What you should do> Make an exact copy of the data below, leaving out every picture.

━━━ Data excerpts ━━━

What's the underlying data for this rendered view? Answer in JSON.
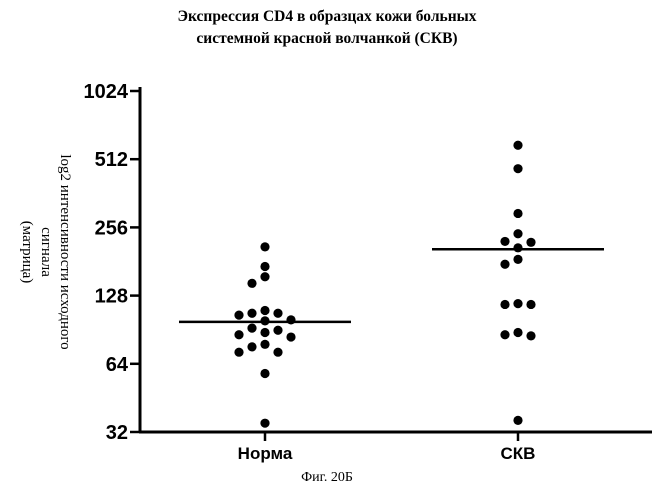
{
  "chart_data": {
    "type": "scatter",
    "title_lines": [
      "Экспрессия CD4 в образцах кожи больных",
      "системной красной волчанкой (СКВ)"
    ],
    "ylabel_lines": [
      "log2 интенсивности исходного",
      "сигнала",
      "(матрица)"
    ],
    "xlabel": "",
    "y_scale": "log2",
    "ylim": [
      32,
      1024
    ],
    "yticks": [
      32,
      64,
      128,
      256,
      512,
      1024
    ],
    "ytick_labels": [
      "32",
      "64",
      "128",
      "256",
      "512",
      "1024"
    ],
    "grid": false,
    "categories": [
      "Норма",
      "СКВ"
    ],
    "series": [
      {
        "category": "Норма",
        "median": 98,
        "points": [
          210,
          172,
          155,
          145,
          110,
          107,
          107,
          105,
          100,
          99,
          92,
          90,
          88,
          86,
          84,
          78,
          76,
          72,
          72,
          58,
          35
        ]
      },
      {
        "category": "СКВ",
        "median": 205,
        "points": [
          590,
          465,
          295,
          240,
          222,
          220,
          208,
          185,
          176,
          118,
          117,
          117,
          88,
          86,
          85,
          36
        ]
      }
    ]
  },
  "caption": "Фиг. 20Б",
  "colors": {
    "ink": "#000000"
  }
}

━━━

Finished task>
What's the underlying data for this rendered view? Answer in JSON.
{
  "chart_data": {
    "type": "scatter",
    "title_lines": [
      "Экспрессия CD4 в образцах кожи больных",
      "системной красной волчанкой (СКВ)"
    ],
    "ylabel_lines": [
      "log2 интенсивности исходного",
      "сигнала",
      "(матрица)"
    ],
    "xlabel": "",
    "y_scale": "log2",
    "ylim": [
      32,
      1024
    ],
    "yticks": [
      32,
      64,
      128,
      256,
      512,
      1024
    ],
    "ytick_labels": [
      "32",
      "64",
      "128",
      "256",
      "512",
      "1024"
    ],
    "grid": false,
    "categories": [
      "Норма",
      "СКВ"
    ],
    "series": [
      {
        "category": "Норма",
        "median": 98,
        "points": [
          210,
          172,
          155,
          145,
          110,
          107,
          107,
          105,
          100,
          99,
          92,
          90,
          88,
          86,
          84,
          78,
          76,
          72,
          72,
          58,
          35
        ]
      },
      {
        "category": "СКВ",
        "median": 205,
        "points": [
          590,
          465,
          295,
          240,
          222,
          220,
          208,
          185,
          176,
          118,
          117,
          117,
          88,
          86,
          85,
          36
        ]
      }
    ]
  },
  "caption": "Фиг. 20Б",
  "colors": {
    "ink": "#000000"
  }
}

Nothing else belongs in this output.